▶ _RECORDED DATA_

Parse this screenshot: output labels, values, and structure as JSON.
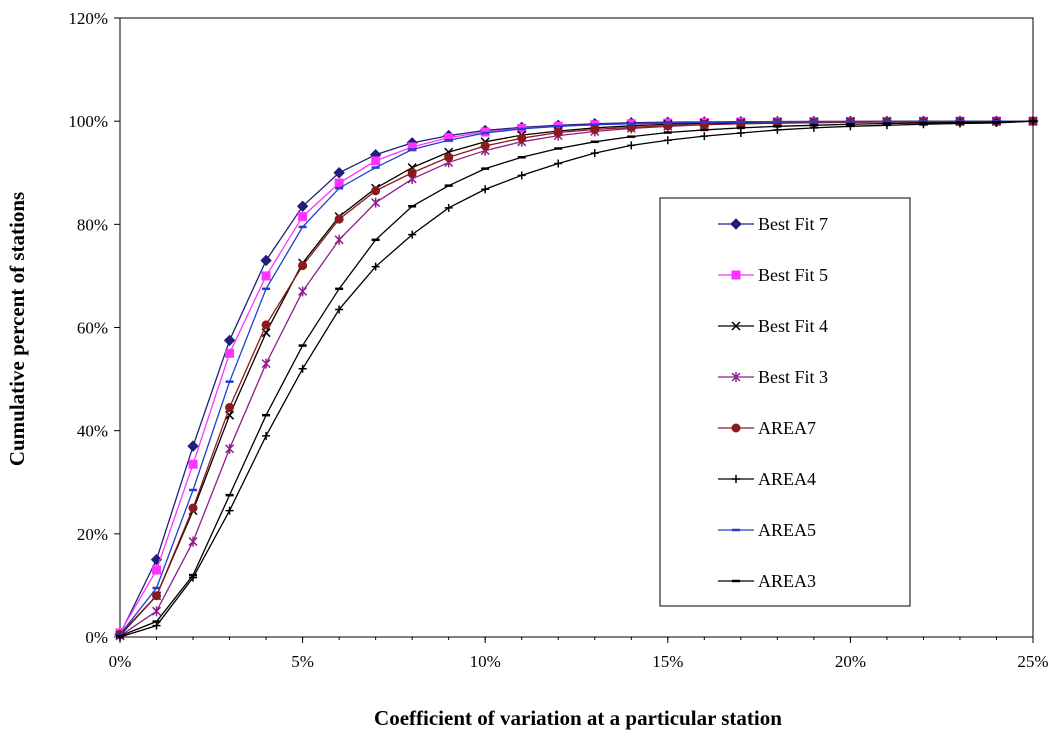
{
  "chart_data": {
    "type": "line",
    "xlabel": "Coefficient of variation at a particular station",
    "ylabel": "Cumulative percent of stations",
    "xlim": [
      0,
      25
    ],
    "ylim": [
      0,
      120
    ],
    "x_ticks": [
      "0%",
      "5%",
      "10%",
      "15%",
      "20%",
      "25%"
    ],
    "y_ticks": [
      "0%",
      "20%",
      "40%",
      "60%",
      "80%",
      "100%",
      "120%"
    ],
    "x_unit": "%",
    "y_unit": "%",
    "grid": false,
    "legend_position": "right",
    "x": [
      0,
      1,
      2,
      3,
      4,
      5,
      6,
      7,
      8,
      9,
      10,
      11,
      12,
      13,
      14,
      15,
      16,
      17,
      18,
      19,
      20,
      21,
      22,
      23,
      24,
      25
    ],
    "series": [
      {
        "name": "Best Fit 7",
        "color": "#1f1f7a",
        "marker": "diamond",
        "values": [
          0.5,
          15,
          37,
          57.5,
          73,
          83.5,
          90,
          93.5,
          95.8,
          97.2,
          98.2,
          98.8,
          99.2,
          99.5,
          99.7,
          99.8,
          99.85,
          99.9,
          99.93,
          99.95,
          99.96,
          99.97,
          99.98,
          99.99,
          99.99,
          100
        ]
      },
      {
        "name": "Best Fit 5",
        "color": "#ff33ff",
        "marker": "square",
        "values": [
          0.8,
          13,
          33.5,
          55,
          70,
          81.5,
          88,
          92.3,
          95,
          96.8,
          97.9,
          98.6,
          99,
          99.3,
          99.5,
          99.65,
          99.75,
          99.82,
          99.87,
          99.9,
          99.93,
          99.95,
          99.96,
          99.97,
          99.98,
          100
        ]
      },
      {
        "name": "Best Fit 4",
        "color": "#000000",
        "marker": "x",
        "values": [
          0.3,
          8,
          24.5,
          43,
          59,
          72.5,
          81.5,
          87,
          91,
          94,
          96,
          97.3,
          98.1,
          98.7,
          99.1,
          99.4,
          99.6,
          99.7,
          99.8,
          99.85,
          99.9,
          99.93,
          99.95,
          99.97,
          99.98,
          100
        ]
      },
      {
        "name": "Best Fit 3",
        "color": "#8b1f8b",
        "marker": "star",
        "values": [
          0.2,
          5,
          18.5,
          36.5,
          53,
          67,
          77,
          84.2,
          88.8,
          92,
          94.3,
          96,
          97.2,
          98,
          98.6,
          99,
          99.3,
          99.5,
          99.65,
          99.75,
          99.82,
          99.87,
          99.9,
          99.93,
          99.95,
          100
        ]
      },
      {
        "name": "AREA7",
        "color": "#8b1a1a",
        "marker": "circle",
        "values": [
          0.5,
          8,
          25,
          44.5,
          60.5,
          72,
          81,
          86.5,
          90,
          93,
          95.2,
          96.7,
          97.8,
          98.4,
          98.8,
          99.1,
          99.35,
          99.5,
          99.6,
          99.7,
          99.78,
          99.85,
          99.9,
          99.93,
          99.95,
          100
        ]
      },
      {
        "name": "AREA4",
        "color": "#000000",
        "marker": "plus",
        "values": [
          0,
          2.2,
          11.5,
          24.5,
          39,
          52,
          63.5,
          71.8,
          78,
          83.2,
          86.8,
          89.5,
          91.8,
          93.8,
          95.3,
          96.3,
          97.1,
          97.7,
          98.3,
          98.7,
          99,
          99.2,
          99.4,
          99.55,
          99.65,
          100
        ]
      },
      {
        "name": "AREA5",
        "color": "#1f3fcc",
        "marker": "dash",
        "values": [
          0.5,
          9.5,
          28.5,
          49.5,
          67.5,
          79.5,
          87,
          91,
          94.5,
          96.3,
          97.7,
          98.5,
          99,
          99.3,
          99.5,
          99.65,
          99.75,
          99.82,
          99.87,
          99.9,
          99.93,
          99.95,
          99.96,
          99.97,
          99.98,
          100
        ]
      },
      {
        "name": "AREA3",
        "color": "#000000",
        "marker": "dash",
        "values": [
          0.2,
          3,
          12,
          27.5,
          43,
          56.5,
          67.5,
          77,
          83.5,
          87.5,
          90.8,
          93,
          94.7,
          96,
          97,
          97.8,
          98.3,
          98.7,
          99,
          99.2,
          99.4,
          99.55,
          99.65,
          99.75,
          99.82,
          100
        ]
      }
    ]
  }
}
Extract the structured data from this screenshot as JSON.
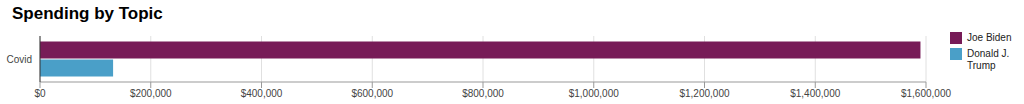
{
  "chart_data": {
    "type": "bar",
    "title": "Spending by Topic",
    "orientation": "horizontal",
    "categories": [
      "Covid"
    ],
    "series": [
      {
        "name": "Joe Biden",
        "color": "#771b57",
        "values": [
          1590000
        ]
      },
      {
        "name": "Donald J. Trump",
        "color": "#4a9fc8",
        "values": [
          132000
        ]
      }
    ],
    "xlim": [
      0,
      1600000
    ],
    "xticks": [
      {
        "value": 0,
        "label": "$0"
      },
      {
        "value": 200000,
        "label": "$200,000"
      },
      {
        "value": 400000,
        "label": "$400,000"
      },
      {
        "value": 600000,
        "label": "$600,000"
      },
      {
        "value": 800000,
        "label": "$800,000"
      },
      {
        "value": 1000000,
        "label": "$1,000,000"
      },
      {
        "value": 1200000,
        "label": "$1,200,000"
      },
      {
        "value": 1400000,
        "label": "$1,400,000"
      },
      {
        "value": 1600000,
        "label": "$1,600,000"
      }
    ],
    "grid": true,
    "legend": "right"
  }
}
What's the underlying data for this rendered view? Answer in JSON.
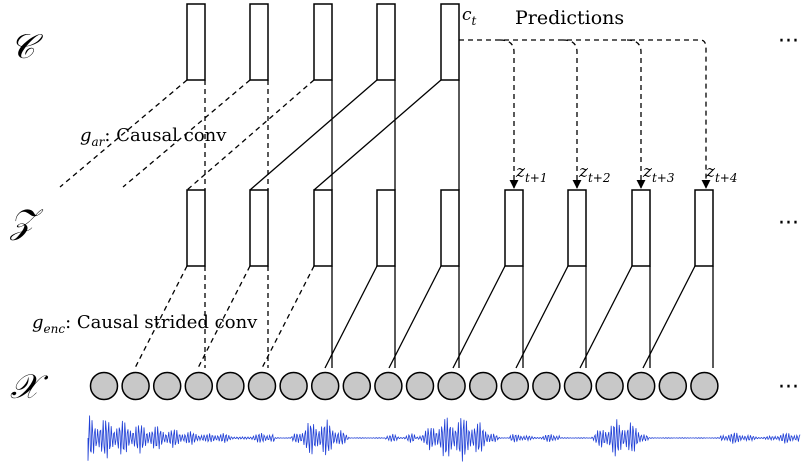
{
  "labels": {
    "row_c": "𝒞",
    "row_z": "𝒵",
    "row_x": "𝒳",
    "ellipsis": "···",
    "context": "c",
    "context_sub": "t",
    "predictions": "Predictions",
    "gar_sym": "g",
    "gar_sub": "ar",
    "gar_text": ": Causal conv",
    "genc_sym": "g",
    "genc_sub": "enc",
    "genc_text": ": Causal strided conv",
    "z_sym": "z",
    "z_subs": [
      "t+1",
      "t+2",
      "t+3",
      "t+4"
    ]
  },
  "colors": {
    "circle_fill": "#c8c8c8",
    "waveform": "#1f3fd6",
    "stroke": "#000000"
  }
}
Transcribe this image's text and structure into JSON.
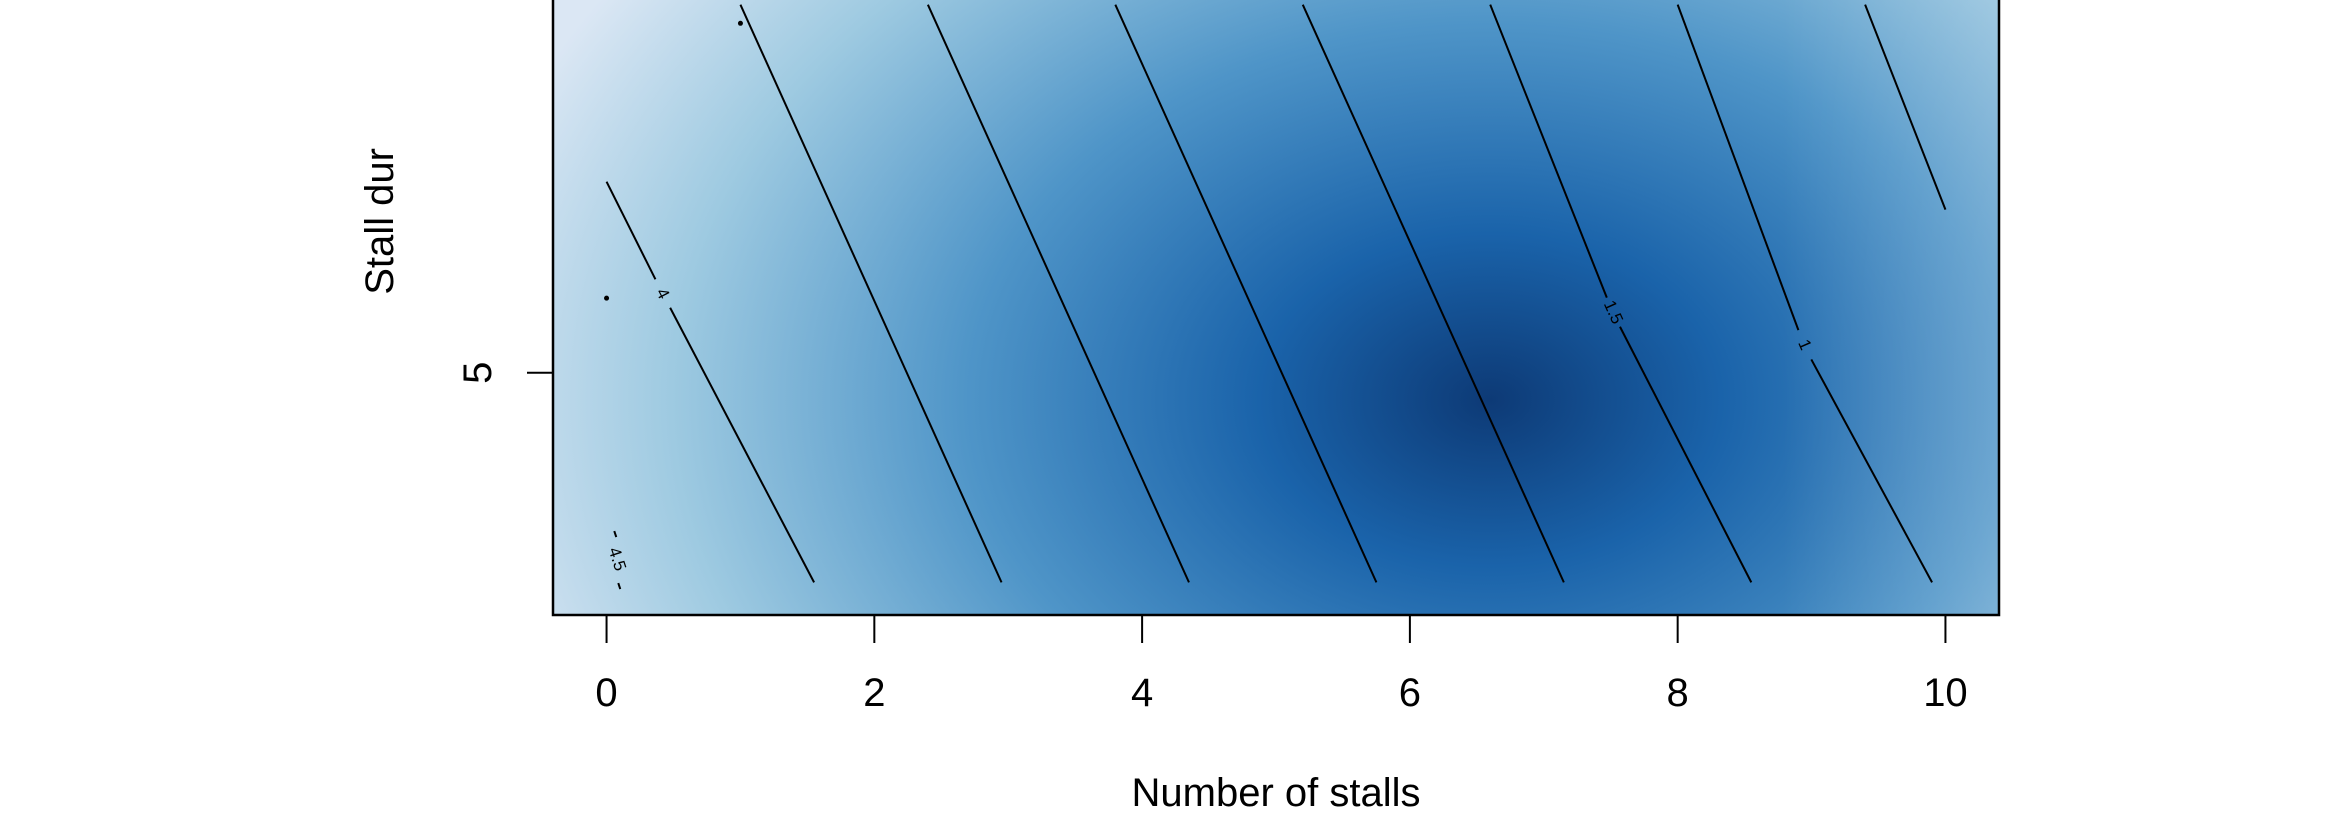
{
  "chart_data": {
    "type": "heatmap",
    "title": "",
    "xlabel": "Number of stalls",
    "ylabel": "Stall duration",
    "ylabel_visible": "Stall dur",
    "xlim": [
      -0.4,
      10.4
    ],
    "ylim": [
      2.4,
      9.0
    ],
    "x_ticks": [
      0,
      2,
      4,
      6,
      8,
      10
    ],
    "x_tick_labels": [
      "0",
      "2",
      "4",
      "6",
      "8",
      "10"
    ],
    "y_ticks": [
      5
    ],
    "y_tick_labels": [
      "5"
    ],
    "colormap": [
      "#dbe7f4",
      "#9ecae1",
      "#4f95c8",
      "#1a63aa",
      "#0d3a76"
    ],
    "grid": false,
    "contours": [
      {
        "x1": 0.0,
        "y1": 7.05,
        "x2": 1.55,
        "y2": 2.75,
        "label": "4",
        "label_x": 0.42,
        "label_y": 5.85
      },
      {
        "x1": 1.0,
        "y1": 8.95,
        "x2": 2.95,
        "y2": 2.75,
        "label": ""
      },
      {
        "x1": 2.4,
        "y1": 8.95,
        "x2": 4.35,
        "y2": 2.75,
        "label": ""
      },
      {
        "x1": 3.8,
        "y1": 8.95,
        "x2": 5.75,
        "y2": 2.75,
        "label": ""
      },
      {
        "x1": 5.2,
        "y1": 8.95,
        "x2": 7.15,
        "y2": 2.75,
        "label": ""
      },
      {
        "x1": 6.6,
        "y1": 8.95,
        "x2": 8.55,
        "y2": 2.75,
        "label": "1.5",
        "label_x": 7.52,
        "label_y": 5.65
      },
      {
        "x1": 8.0,
        "y1": 8.95,
        "x2": 9.9,
        "y2": 2.75,
        "label": "1",
        "label_x": 8.95,
        "label_y": 5.3
      },
      {
        "x1": 9.4,
        "y1": 8.95,
        "x2": 10.0,
        "y2": 6.75,
        "label": ""
      }
    ],
    "annotations": [
      {
        "text": "4.5",
        "x": 0.08,
        "y": 3.0
      },
      {
        "text": ".",
        "x": 0.0,
        "y": 5.8
      },
      {
        "text": ".",
        "x": 1.0,
        "y": 8.75
      }
    ]
  }
}
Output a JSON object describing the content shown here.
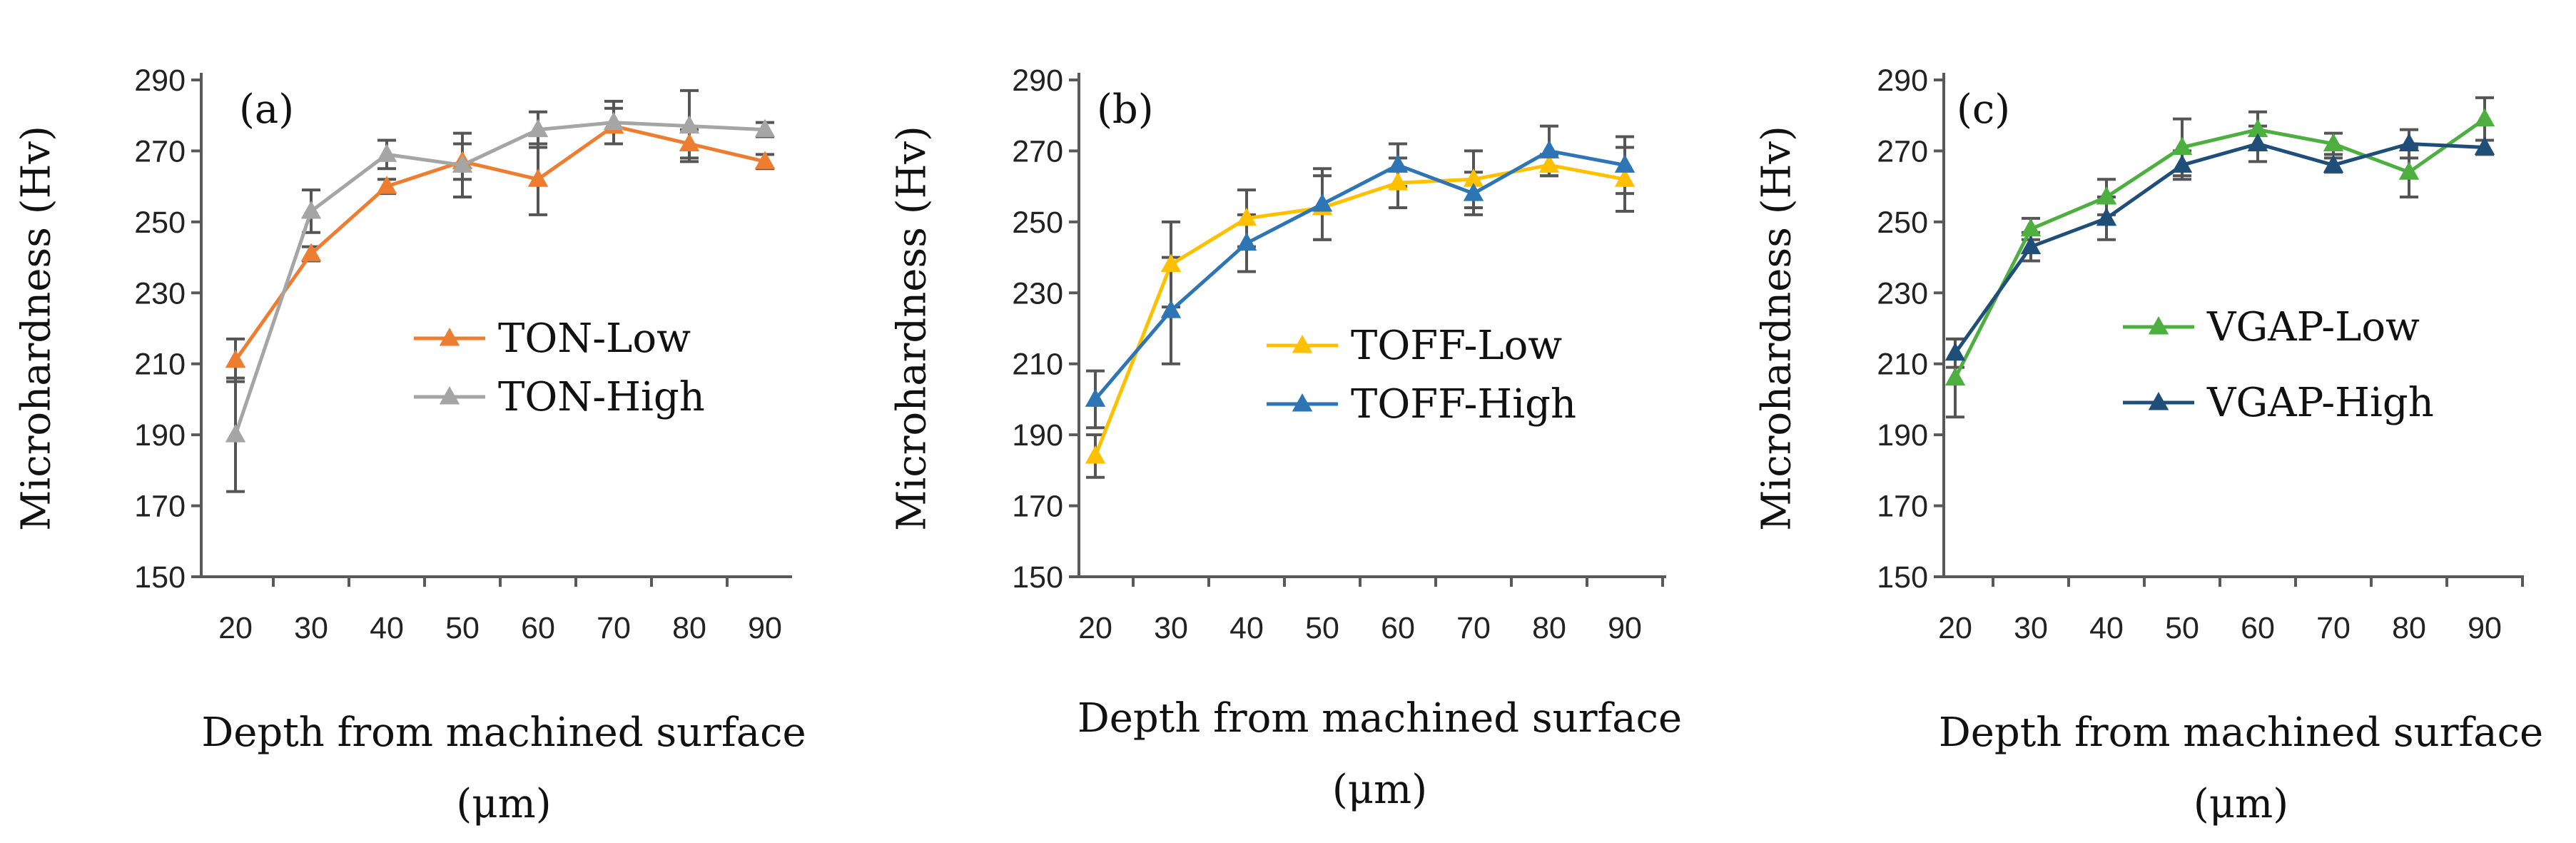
{
  "chart_data": [
    {
      "type": "line",
      "panel_label": "(a)",
      "title": "",
      "xlabel_line1": "Depth from machined surface",
      "xlabel_line2": "(μm)",
      "ylabel": "Microhardness (Hv)",
      "x": [
        20,
        30,
        40,
        50,
        60,
        70,
        80,
        90
      ],
      "ylim": [
        150,
        290
      ],
      "yticks": [
        150,
        170,
        190,
        210,
        230,
        250,
        270,
        290
      ],
      "grid": false,
      "legend_position": "center-right",
      "series": [
        {
          "name": "TON-Low",
          "color": "#ED7D31",
          "marker": "triangle",
          "values": [
            211,
            241,
            260,
            267,
            262,
            277,
            272,
            267
          ],
          "errors": [
            6,
            2,
            2,
            5,
            10,
            5,
            4,
            2
          ]
        },
        {
          "name": "TON-High",
          "color": "#A5A5A5",
          "marker": "triangle",
          "values": [
            190,
            253,
            269,
            266,
            276,
            278,
            277,
            276
          ],
          "errors": [
            16,
            6,
            4,
            9,
            5,
            6,
            10,
            2
          ]
        }
      ]
    },
    {
      "type": "line",
      "panel_label": "(b)",
      "title": "",
      "xlabel_line1": "Depth from machined surface",
      "xlabel_line2": "(μm)",
      "ylabel": "Microhardness (Hv)",
      "x": [
        20,
        30,
        40,
        50,
        60,
        70,
        80,
        90
      ],
      "ylim": [
        150,
        290
      ],
      "yticks": [
        150,
        170,
        190,
        210,
        230,
        250,
        270,
        290
      ],
      "grid": false,
      "legend_position": "center-right",
      "series": [
        {
          "name": "TOFF-Low",
          "color": "#FFC000",
          "marker": "triangle",
          "values": [
            184,
            238,
            251,
            254,
            261,
            262,
            266,
            262
          ],
          "errors": [
            6,
            12,
            8,
            9,
            7,
            8,
            3,
            9
          ]
        },
        {
          "name": "TOFF-High",
          "color": "#2E75B6",
          "marker": "triangle",
          "values": [
            200,
            225,
            244,
            255,
            266,
            258,
            270,
            266
          ],
          "errors": [
            8,
            15,
            8,
            10,
            6,
            6,
            7,
            8
          ]
        }
      ]
    },
    {
      "type": "line",
      "panel_label": "(c)",
      "title": "",
      "xlabel_line1": "Depth from machined surface",
      "xlabel_line2": "(μm)",
      "ylabel": "Microhardness (Hv)",
      "x": [
        20,
        30,
        40,
        50,
        60,
        70,
        80,
        90
      ],
      "ylim": [
        150,
        290
      ],
      "yticks": [
        150,
        170,
        190,
        210,
        230,
        250,
        270,
        290
      ],
      "grid": false,
      "legend_position": "center-right",
      "series": [
        {
          "name": "VGAP-Low",
          "color": "#4CAF3F",
          "marker": "triangle",
          "values": [
            206,
            248,
            257,
            271,
            276,
            272,
            264,
            279
          ],
          "errors": [
            11,
            3,
            5,
            8,
            5,
            3,
            7,
            6
          ]
        },
        {
          "name": "VGAP-High",
          "color": "#1F4E79",
          "marker": "triangle",
          "values": [
            213,
            243,
            251,
            266,
            272,
            266,
            272,
            271
          ],
          "errors": [
            4,
            4,
            6,
            4,
            5,
            2,
            4,
            2
          ]
        }
      ]
    }
  ]
}
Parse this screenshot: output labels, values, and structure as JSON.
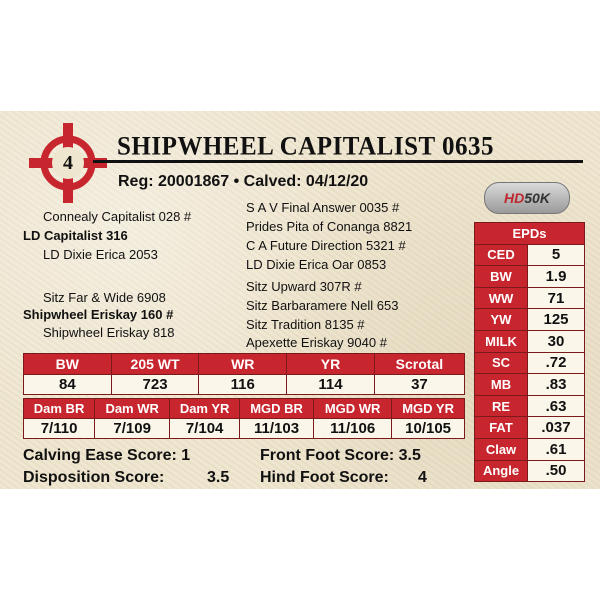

▶ _WRITTEN INSTRUCTION_
Wherever the string "Best" appears in the entries above, list that line.

▶ _RESULT OF THE TASK_
        "name": "Best Fit 7",
        "name": "Best Fit 5",
        "name": "Best Fit 4",
        "name": "Best Fit 3",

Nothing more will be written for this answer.